══ Task material
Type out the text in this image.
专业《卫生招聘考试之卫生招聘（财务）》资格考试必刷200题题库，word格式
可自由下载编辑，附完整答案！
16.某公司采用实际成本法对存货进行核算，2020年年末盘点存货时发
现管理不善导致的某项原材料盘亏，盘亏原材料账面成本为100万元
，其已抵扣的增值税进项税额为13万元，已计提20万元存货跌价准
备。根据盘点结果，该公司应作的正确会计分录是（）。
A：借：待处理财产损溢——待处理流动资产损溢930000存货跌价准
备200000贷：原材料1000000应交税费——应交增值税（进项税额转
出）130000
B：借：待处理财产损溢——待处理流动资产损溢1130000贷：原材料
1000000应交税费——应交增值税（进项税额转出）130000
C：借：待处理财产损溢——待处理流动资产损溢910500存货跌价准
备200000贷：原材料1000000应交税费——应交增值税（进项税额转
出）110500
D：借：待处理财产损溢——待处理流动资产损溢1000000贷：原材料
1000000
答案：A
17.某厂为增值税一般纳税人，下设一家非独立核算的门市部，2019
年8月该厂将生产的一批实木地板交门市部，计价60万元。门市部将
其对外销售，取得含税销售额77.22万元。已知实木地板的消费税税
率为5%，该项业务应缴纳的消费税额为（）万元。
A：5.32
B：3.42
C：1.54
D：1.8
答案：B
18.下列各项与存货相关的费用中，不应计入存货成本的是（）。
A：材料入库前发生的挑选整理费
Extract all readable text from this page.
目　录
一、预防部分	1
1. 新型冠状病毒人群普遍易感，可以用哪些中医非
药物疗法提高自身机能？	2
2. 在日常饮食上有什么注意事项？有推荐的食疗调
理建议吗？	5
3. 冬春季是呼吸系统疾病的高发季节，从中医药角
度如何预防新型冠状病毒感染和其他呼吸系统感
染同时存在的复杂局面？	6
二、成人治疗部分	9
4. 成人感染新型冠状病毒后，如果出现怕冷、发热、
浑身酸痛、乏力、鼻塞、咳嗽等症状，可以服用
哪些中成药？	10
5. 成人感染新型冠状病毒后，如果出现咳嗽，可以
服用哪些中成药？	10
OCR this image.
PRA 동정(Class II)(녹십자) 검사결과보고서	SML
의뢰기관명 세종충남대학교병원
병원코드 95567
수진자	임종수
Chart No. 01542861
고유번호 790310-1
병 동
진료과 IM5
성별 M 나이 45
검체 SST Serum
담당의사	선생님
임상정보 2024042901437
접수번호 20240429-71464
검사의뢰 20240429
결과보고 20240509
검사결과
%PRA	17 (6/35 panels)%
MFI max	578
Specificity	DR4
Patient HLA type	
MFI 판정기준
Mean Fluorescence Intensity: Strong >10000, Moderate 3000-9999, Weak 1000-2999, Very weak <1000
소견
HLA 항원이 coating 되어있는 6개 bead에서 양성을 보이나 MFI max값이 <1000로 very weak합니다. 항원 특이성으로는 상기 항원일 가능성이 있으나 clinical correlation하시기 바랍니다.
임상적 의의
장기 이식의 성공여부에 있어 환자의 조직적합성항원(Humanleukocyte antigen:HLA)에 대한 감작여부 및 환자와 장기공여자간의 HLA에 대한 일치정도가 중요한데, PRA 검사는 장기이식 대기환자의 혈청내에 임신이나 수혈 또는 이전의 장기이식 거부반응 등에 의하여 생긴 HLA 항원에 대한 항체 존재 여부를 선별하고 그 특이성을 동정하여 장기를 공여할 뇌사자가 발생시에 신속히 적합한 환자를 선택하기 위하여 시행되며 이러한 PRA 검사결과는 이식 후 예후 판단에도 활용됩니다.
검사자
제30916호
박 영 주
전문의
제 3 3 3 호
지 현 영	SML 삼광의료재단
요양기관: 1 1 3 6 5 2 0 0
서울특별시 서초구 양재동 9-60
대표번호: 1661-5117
════
= Work required =
Search the records for the string "this" and return every line in which it occurs.

= Exercise response =
Type out the text in this image.
Extract all readable text from this page.
OCR this image.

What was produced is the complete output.